> **Data entries**
## Start

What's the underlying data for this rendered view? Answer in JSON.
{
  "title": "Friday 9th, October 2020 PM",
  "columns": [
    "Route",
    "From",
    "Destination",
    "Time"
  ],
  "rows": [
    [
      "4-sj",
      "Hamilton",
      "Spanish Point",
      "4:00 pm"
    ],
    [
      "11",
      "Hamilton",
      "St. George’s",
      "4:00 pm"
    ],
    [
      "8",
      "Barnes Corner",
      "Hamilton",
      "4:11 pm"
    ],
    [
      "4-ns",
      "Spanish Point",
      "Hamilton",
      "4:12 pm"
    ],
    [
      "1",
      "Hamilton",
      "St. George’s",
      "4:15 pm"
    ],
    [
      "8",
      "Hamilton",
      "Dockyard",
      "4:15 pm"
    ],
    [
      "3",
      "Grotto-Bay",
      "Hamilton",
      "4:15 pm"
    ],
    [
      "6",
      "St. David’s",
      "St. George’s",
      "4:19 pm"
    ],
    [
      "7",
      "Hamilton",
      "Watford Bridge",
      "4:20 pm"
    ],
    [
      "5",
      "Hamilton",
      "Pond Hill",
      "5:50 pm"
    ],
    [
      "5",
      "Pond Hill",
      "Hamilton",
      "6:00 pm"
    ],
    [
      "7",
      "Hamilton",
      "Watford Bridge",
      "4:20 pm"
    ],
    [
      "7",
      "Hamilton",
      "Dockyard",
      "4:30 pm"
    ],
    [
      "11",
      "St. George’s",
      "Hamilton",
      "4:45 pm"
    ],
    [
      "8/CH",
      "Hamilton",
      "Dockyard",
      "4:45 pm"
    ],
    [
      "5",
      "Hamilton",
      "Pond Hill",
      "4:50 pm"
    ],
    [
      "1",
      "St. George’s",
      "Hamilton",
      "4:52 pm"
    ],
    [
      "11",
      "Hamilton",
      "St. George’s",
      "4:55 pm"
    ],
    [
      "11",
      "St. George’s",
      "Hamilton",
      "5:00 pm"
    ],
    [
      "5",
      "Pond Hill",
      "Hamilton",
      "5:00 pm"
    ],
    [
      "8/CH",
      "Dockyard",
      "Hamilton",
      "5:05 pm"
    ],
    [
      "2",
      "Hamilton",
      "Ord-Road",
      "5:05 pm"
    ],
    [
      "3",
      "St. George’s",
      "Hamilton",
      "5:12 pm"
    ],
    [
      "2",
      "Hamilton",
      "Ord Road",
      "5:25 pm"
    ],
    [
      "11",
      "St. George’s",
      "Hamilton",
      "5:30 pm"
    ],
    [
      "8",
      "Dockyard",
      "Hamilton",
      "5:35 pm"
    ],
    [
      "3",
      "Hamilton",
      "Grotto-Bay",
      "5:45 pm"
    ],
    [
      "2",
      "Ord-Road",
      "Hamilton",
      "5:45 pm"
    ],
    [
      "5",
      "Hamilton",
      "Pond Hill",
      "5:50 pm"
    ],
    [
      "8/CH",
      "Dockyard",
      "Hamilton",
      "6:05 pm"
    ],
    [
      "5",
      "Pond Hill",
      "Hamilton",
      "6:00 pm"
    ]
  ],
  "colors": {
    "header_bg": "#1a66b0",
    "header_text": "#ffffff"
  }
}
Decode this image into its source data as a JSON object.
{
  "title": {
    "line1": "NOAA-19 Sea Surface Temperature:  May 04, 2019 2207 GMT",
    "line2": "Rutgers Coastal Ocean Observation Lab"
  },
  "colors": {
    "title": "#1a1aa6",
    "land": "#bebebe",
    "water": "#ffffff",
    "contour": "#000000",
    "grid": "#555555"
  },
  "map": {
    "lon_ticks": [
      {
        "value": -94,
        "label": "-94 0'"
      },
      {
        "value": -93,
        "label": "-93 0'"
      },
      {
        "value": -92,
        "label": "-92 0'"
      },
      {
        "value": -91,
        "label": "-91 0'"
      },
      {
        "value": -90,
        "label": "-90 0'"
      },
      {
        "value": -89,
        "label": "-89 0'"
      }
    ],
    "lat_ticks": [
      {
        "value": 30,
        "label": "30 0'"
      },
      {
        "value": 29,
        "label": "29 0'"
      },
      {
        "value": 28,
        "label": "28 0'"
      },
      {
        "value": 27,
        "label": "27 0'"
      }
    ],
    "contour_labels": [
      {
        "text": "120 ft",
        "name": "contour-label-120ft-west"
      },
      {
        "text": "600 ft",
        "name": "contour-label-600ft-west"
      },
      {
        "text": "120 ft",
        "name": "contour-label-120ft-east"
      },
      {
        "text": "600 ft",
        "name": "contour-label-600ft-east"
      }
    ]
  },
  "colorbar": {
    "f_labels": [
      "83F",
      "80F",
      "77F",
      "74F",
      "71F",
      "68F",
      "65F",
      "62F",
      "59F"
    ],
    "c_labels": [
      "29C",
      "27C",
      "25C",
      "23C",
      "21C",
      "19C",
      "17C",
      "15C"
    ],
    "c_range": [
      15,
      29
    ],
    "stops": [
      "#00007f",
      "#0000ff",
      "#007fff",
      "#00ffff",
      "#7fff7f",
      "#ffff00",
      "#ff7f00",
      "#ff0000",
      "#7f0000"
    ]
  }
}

## End

> **Required work**
Repeat the material above in full, exactly as it stands.

> **Written answer**
What's the underlying data for this rendered view? Answer in JSON.
{
  "title": "Friday 9th, October 2020 PM",
  "columns": [
    "Route",
    "From",
    "Destination",
    "Time"
  ],
  "rows": [
    [
      "4-sj",
      "Hamilton",
      "Spanish Point",
      "4:00 pm"
    ],
    [
      "11",
      "Hamilton",
      "St. George’s",
      "4:00 pm"
    ],
    [
      "8",
      "Barnes Corner",
      "Hamilton",
      "4:11 pm"
    ],
    [
      "4-ns",
      "Spanish Point",
      "Hamilton",
      "4:12 pm"
    ],
    [
      "1",
      "Hamilton",
      "St. George’s",
      "4:15 pm"
    ],
    [
      "8",
      "Hamilton",
      "Dockyard",
      "4:15 pm"
    ],
    [
      "3",
      "Grotto-Bay",
      "Hamilton",
      "4:15 pm"
    ],
    [
      "6",
      "St. David’s",
      "St. George’s",
      "4:19 pm"
    ],
    [
      "7",
      "Hamilton",
      "Watford Bridge",
      "4:20 pm"
    ],
    [
      "5",
      "Hamilton",
      "Pond Hill",
      "5:50 pm"
    ],
    [
      "5",
      "Pond Hill",
      "Hamilton",
      "6:00 pm"
    ],
    [
      "7",
      "Hamilton",
      "Watford Bridge",
      "4:20 pm"
    ],
    [
      "7",
      "Hamilton",
      "Dockyard",
      "4:30 pm"
    ],
    [
      "11",
      "St. George’s",
      "Hamilton",
      "4:45 pm"
    ],
    [
      "8/CH",
      "Hamilton",
      "Dockyard",
      "4:45 pm"
    ],
    [
      "5",
      "Hamilton",
      "Pond Hill",
      "4:50 pm"
    ],
    [
      "1",
      "St. George’s",
      "Hamilton",
      "4:52 pm"
    ],
    [
      "11",
      "Hamilton",
      "St. George’s",
      "4:55 pm"
    ],
    [
      "11",
      "St. George’s",
      "Hamilton",
      "5:00 pm"
    ],
    [
      "5",
      "Pond Hill",
      "Hamilton",
      "5:00 pm"
    ],
    [
      "8/CH",
      "Dockyard",
      "Hamilton",
      "5:05 pm"
    ],
    [
      "2",
      "Hamilton",
      "Ord-Road",
      "5:05 pm"
    ],
    [
      "3",
      "St. George’s",
      "Hamilton",
      "5:12 pm"
    ],
    [
      "2",
      "Hamilton",
      "Ord Road",
      "5:25 pm"
    ],
    [
      "11",
      "St. George’s",
      "Hamilton",
      "5:30 pm"
    ],
    [
      "8",
      "Dockyard",
      "Hamilton",
      "5:35 pm"
    ],
    [
      "3",
      "Hamilton",
      "Grotto-Bay",
      "5:45 pm"
    ],
    [
      "2",
      "Ord-Road",
      "Hamilton",
      "5:45 pm"
    ],
    [
      "5",
      "Hamilton",
      "Pond Hill",
      "5:50 pm"
    ],
    [
      "8/CH",
      "Dockyard",
      "Hamilton",
      "6:05 pm"
    ],
    [
      "5",
      "Pond Hill",
      "Hamilton",
      "6:00 pm"
    ]
  ],
  "colors": {
    "header_bg": "#1a66b0",
    "header_text": "#ffffff"
  }
}
Decode this image into its source data as a JSON object.
{
  "title": {
    "line1": "NOAA-19 Sea Surface Temperature:  May 04, 2019 2207 GMT",
    "line2": "Rutgers Coastal Ocean Observation Lab"
  },
  "colors": {
    "title": "#1a1aa6",
    "land": "#bebebe",
    "water": "#ffffff",
    "contour": "#000000",
    "grid": "#555555"
  },
  "map": {
    "lon_ticks": [
      {
        "value": -94,
        "label": "-94 0'"
      },
      {
        "value": -93,
        "label": "-93 0'"
      },
      {
        "value": -92,
        "label": "-92 0'"
      },
      {
        "value": -91,
        "label": "-91 0'"
      },
      {
        "value": -90,
        "label": "-90 0'"
      },
      {
        "value": -89,
        "label": "-89 0'"
      }
    ],
    "lat_ticks": [
      {
        "value": 30,
        "label": "30 0'"
      },
      {
        "value": 29,
        "label": "29 0'"
      },
      {
        "value": 28,
        "label": "28 0'"
      },
      {
        "value": 27,
        "label": "27 0'"
      }
    ],
    "contour_labels": [
      {
        "text": "120 ft",
        "name": "contour-label-120ft-west"
      },
      {
        "text": "600 ft",
        "name": "contour-label-600ft-west"
      },
      {
        "text": "120 ft",
        "name": "contour-label-120ft-east"
      },
      {
        "text": "600 ft",
        "name": "contour-label-600ft-east"
      }
    ]
  },
  "colorbar": {
    "f_labels": [
      "83F",
      "80F",
      "77F",
      "74F",
      "71F",
      "68F",
      "65F",
      "62F",
      "59F"
    ],
    "c_labels": [
      "29C",
      "27C",
      "25C",
      "23C",
      "21C",
      "19C",
      "17C",
      "15C"
    ],
    "c_range": [
      15,
      29
    ],
    "stops": [
      "#00007f",
      "#0000ff",
      "#007fff",
      "#00ffff",
      "#7fff7f",
      "#ffff00",
      "#ff7f00",
      "#ff0000",
      "#7f0000"
    ]
  }
}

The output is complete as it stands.